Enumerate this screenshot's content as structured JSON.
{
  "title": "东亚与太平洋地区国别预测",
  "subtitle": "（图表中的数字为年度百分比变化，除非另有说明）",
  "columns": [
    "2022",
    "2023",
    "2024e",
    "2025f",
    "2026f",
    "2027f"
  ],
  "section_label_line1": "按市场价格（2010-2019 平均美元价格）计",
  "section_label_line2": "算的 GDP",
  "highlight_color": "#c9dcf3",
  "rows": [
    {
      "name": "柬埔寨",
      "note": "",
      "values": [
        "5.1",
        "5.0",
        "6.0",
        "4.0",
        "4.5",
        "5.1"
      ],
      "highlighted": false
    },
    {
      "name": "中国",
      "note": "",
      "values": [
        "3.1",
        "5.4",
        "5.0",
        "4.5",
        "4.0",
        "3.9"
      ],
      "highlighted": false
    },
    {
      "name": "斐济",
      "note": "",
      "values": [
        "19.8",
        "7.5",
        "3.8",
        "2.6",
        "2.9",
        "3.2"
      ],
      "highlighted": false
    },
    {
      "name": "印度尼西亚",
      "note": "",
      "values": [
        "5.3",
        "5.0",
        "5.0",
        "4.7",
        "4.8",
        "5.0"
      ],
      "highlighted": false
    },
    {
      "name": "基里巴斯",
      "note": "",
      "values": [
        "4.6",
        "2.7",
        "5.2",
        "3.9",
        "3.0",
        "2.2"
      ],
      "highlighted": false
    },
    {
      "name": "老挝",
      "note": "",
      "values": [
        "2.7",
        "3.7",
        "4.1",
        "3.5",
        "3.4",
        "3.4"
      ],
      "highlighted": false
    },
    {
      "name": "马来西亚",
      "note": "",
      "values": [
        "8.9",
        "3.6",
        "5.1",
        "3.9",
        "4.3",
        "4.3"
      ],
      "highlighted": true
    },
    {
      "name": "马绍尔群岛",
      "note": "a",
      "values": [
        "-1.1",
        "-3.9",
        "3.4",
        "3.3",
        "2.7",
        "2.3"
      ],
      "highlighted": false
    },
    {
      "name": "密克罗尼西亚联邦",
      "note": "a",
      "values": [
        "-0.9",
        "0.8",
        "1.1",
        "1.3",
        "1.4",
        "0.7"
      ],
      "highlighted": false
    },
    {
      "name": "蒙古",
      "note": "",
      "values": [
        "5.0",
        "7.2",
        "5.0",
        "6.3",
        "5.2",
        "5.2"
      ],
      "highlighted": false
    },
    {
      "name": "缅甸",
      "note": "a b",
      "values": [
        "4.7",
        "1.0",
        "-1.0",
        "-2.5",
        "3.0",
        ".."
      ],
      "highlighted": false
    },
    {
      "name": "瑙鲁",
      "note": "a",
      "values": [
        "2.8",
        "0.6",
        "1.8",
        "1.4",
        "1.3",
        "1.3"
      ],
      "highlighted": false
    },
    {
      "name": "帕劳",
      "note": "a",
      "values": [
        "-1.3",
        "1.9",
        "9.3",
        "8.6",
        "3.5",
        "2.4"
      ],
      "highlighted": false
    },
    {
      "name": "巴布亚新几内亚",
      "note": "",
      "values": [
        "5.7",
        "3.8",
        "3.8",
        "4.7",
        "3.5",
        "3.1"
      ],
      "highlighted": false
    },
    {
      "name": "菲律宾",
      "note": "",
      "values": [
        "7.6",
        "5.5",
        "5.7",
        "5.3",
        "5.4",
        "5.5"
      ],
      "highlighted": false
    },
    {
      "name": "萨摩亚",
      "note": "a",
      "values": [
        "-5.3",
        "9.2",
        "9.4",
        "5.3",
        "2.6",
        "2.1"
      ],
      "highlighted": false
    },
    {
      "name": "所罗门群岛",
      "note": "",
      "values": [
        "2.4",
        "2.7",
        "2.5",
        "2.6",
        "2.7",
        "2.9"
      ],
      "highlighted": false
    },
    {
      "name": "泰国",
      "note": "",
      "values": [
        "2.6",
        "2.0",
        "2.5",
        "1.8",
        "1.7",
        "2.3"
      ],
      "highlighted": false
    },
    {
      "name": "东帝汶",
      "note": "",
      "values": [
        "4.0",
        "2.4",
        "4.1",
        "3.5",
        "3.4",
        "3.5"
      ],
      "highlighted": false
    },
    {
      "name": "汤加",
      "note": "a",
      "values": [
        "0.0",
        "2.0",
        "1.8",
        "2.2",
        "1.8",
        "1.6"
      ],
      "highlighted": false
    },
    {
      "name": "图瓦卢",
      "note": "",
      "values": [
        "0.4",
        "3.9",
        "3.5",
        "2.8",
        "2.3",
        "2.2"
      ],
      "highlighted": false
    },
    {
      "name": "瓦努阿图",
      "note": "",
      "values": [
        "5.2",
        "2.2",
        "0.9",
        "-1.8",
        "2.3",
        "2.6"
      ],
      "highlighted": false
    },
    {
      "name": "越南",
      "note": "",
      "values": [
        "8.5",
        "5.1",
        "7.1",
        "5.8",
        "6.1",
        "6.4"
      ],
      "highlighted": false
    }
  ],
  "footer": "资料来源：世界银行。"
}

====================

Directions.
Pull out each record as written and restate it exactly.

The reply.
Enumerate this screenshot's content as structured JSON.
{
  "title": "东亚与太平洋地区国别预测",
  "subtitle": "（图表中的数字为年度百分比变化，除非另有说明）",
  "columns": [
    "2022",
    "2023",
    "2024e",
    "2025f",
    "2026f",
    "2027f"
  ],
  "section_label_line1": "按市场价格（2010-2019 平均美元价格）计",
  "section_label_line2": "算的 GDP",
  "highlight_color": "#c9dcf3",
  "rows": [
    {
      "name": "柬埔寨",
      "note": "",
      "values": [
        "5.1",
        "5.0",
        "6.0",
        "4.0",
        "4.5",
        "5.1"
      ],
      "highlighted": false
    },
    {
      "name": "中国",
      "note": "",
      "values": [
        "3.1",
        "5.4",
        "5.0",
        "4.5",
        "4.0",
        "3.9"
      ],
      "highlighted": false
    },
    {
      "name": "斐济",
      "note": "",
      "values": [
        "19.8",
        "7.5",
        "3.8",
        "2.6",
        "2.9",
        "3.2"
      ],
      "highlighted": false
    },
    {
      "name": "印度尼西亚",
      "note": "",
      "values": [
        "5.3",
        "5.0",
        "5.0",
        "4.7",
        "4.8",
        "5.0"
      ],
      "highlighted": false
    },
    {
      "name": "基里巴斯",
      "note": "",
      "values": [
        "4.6",
        "2.7",
        "5.2",
        "3.9",
        "3.0",
        "2.2"
      ],
      "highlighted": false
    },
    {
      "name": "老挝",
      "note": "",
      "values": [
        "2.7",
        "3.7",
        "4.1",
        "3.5",
        "3.4",
        "3.4"
      ],
      "highlighted": false
    },
    {
      "name": "马来西亚",
      "note": "",
      "values": [
        "8.9",
        "3.6",
        "5.1",
        "3.9",
        "4.3",
        "4.3"
      ],
      "highlighted": true
    },
    {
      "name": "马绍尔群岛",
      "note": "a",
      "values": [
        "-1.1",
        "-3.9",
        "3.4",
        "3.3",
        "2.7",
        "2.3"
      ],
      "highlighted": false
    },
    {
      "name": "密克罗尼西亚联邦",
      "note": "a",
      "values": [
        "-0.9",
        "0.8",
        "1.1",
        "1.3",
        "1.4",
        "0.7"
      ],
      "highlighted": false
    },
    {
      "name": "蒙古",
      "note": "",
      "values": [
        "5.0",
        "7.2",
        "5.0",
        "6.3",
        "5.2",
        "5.2"
      ],
      "highlighted": false
    },
    {
      "name": "缅甸",
      "note": "a b",
      "values": [
        "4.7",
        "1.0",
        "-1.0",
        "-2.5",
        "3.0",
        ".."
      ],
      "highlighted": false
    },
    {
      "name": "瑙鲁",
      "note": "a",
      "values": [
        "2.8",
        "0.6",
        "1.8",
        "1.4",
        "1.3",
        "1.3"
      ],
      "highlighted": false
    },
    {
      "name": "帕劳",
      "note": "a",
      "values": [
        "-1.3",
        "1.9",
        "9.3",
        "8.6",
        "3.5",
        "2.4"
      ],
      "highlighted": false
    },
    {
      "name": "巴布亚新几内亚",
      "note": "",
      "values": [
        "5.7",
        "3.8",
        "3.8",
        "4.7",
        "3.5",
        "3.1"
      ],
      "highlighted": false
    },
    {
      "name": "菲律宾",
      "note": "",
      "values": [
        "7.6",
        "5.5",
        "5.7",
        "5.3",
        "5.4",
        "5.5"
      ],
      "highlighted": false
    },
    {
      "name": "萨摩亚",
      "note": "a",
      "values": [
        "-5.3",
        "9.2",
        "9.4",
        "5.3",
        "2.6",
        "2.1"
      ],
      "highlighted": false
    },
    {
      "name": "所罗门群岛",
      "note": "",
      "values": [
        "2.4",
        "2.7",
        "2.5",
        "2.6",
        "2.7",
        "2.9"
      ],
      "highlighted": false
    },
    {
      "name": "泰国",
      "note": "",
      "values": [
        "2.6",
        "2.0",
        "2.5",
        "1.8",
        "1.7",
        "2.3"
      ],
      "highlighted": false
    },
    {
      "name": "东帝汶",
      "note": "",
      "values": [
        "4.0",
        "2.4",
        "4.1",
        "3.5",
        "3.4",
        "3.5"
      ],
      "highlighted": false
    },
    {
      "name": "汤加",
      "note": "a",
      "values": [
        "0.0",
        "2.0",
        "1.8",
        "2.2",
        "1.8",
        "1.6"
      ],
      "highlighted": false
    },
    {
      "name": "图瓦卢",
      "note": "",
      "values": [
        "0.4",
        "3.9",
        "3.5",
        "2.8",
        "2.3",
        "2.2"
      ],
      "highlighted": false
    },
    {
      "name": "瓦努阿图",
      "note": "",
      "values": [
        "5.2",
        "2.2",
        "0.9",
        "-1.8",
        "2.3",
        "2.6"
      ],
      "highlighted": false
    },
    {
      "name": "越南",
      "note": "",
      "values": [
        "8.5",
        "5.1",
        "7.1",
        "5.8",
        "6.1",
        "6.4"
      ],
      "highlighted": false
    }
  ],
  "footer": "资料来源：世界银行。"
}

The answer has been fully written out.